▸ **TASK REQUIREMENTS**: Return the whole listing exactly as it stands.

......

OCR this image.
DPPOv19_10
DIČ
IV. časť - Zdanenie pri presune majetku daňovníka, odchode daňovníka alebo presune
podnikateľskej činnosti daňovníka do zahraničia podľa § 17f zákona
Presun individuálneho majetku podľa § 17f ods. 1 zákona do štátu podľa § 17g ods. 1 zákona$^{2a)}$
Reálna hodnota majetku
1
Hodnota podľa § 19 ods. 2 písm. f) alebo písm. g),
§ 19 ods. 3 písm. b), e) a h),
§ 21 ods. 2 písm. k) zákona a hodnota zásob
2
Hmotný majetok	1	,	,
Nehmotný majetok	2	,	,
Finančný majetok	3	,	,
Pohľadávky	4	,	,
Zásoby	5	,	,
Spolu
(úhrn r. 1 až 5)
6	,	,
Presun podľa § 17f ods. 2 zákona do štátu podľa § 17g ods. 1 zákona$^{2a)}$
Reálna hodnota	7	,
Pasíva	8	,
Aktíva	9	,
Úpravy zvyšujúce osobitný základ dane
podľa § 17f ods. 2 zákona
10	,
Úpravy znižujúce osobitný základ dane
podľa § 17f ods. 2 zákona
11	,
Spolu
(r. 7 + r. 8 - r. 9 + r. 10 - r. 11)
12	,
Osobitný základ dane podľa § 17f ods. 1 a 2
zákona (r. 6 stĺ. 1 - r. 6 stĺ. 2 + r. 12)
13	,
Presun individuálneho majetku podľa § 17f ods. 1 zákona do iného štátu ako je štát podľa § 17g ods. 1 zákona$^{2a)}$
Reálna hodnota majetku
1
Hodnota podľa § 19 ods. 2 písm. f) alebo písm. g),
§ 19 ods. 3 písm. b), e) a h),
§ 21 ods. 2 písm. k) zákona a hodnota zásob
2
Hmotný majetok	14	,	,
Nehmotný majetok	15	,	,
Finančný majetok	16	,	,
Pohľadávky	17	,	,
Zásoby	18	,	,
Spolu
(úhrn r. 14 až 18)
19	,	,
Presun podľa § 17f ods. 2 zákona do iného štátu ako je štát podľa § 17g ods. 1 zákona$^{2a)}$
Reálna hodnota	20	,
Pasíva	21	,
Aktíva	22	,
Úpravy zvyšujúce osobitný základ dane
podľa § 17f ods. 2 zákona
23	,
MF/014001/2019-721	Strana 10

......

▸ **ANSWER TO THE EXERCISE**:
OCR this image.
DPPOv19_10
DIČ
IV. časť - Zdanenie pri presune majetku daňovníka, odchode daňovníka alebo presune
podnikateľskej činnosti daňovníka do zahraničia podľa § 17f zákona
Presun individuálneho majetku podľa § 17f ods. 1 zákona do štátu podľa § 17g ods. 1 zákona$^{2a)}$
Reálna hodnota majetku
1
Hodnota podľa § 19 ods. 2 písm. f) alebo písm. g),
§ 19 ods. 3 písm. b), e) a h),
§ 21 ods. 2 písm. k) zákona a hodnota zásob
2
Hmotný majetok	1	,	,
Nehmotný majetok	2	,	,
Finančný majetok	3	,	,
Pohľadávky	4	,	,
Zásoby	5	,	,
Spolu
(úhrn r. 1 až 5)
6	,	,
Presun podľa § 17f ods. 2 zákona do štátu podľa § 17g ods. 1 zákona$^{2a)}$
Reálna hodnota	7	,
Pasíva	8	,
Aktíva	9	,
Úpravy zvyšujúce osobitný základ dane
podľa § 17f ods. 2 zákona
10	,
Úpravy znižujúce osobitný základ dane
podľa § 17f ods. 2 zákona
11	,
Spolu
(r. 7 + r. 8 - r. 9 + r. 10 - r. 11)
12	,
Osobitný základ dane podľa § 17f ods. 1 a 2
zákona (r. 6 stĺ. 1 - r. 6 stĺ. 2 + r. 12)
13	,
Presun individuálneho majetku podľa § 17f ods. 1 zákona do iného štátu ako je štát podľa § 17g ods. 1 zákona$^{2a)}$
Reálna hodnota majetku
1
Hodnota podľa § 19 ods. 2 písm. f) alebo písm. g),
§ 19 ods. 3 písm. b), e) a h),
§ 21 ods. 2 písm. k) zákona a hodnota zásob
2
Hmotný majetok	14	,	,
Nehmotný majetok	15	,	,
Finančný majetok	16	,	,
Pohľadávky	17	,	,
Zásoby	18	,	,
Spolu
(úhrn r. 14 až 18)
19	,	,
Presun podľa § 17f ods. 2 zákona do iného štátu ako je štát podľa § 17g ods. 1 zákona$^{2a)}$
Reálna hodnota	20	,
Pasíva	21	,
Aktíva	22	,
Úpravy zvyšujúce osobitný základ dane
podľa § 17f ods. 2 zákona
23	,
MF/014001/2019-721	Strana 10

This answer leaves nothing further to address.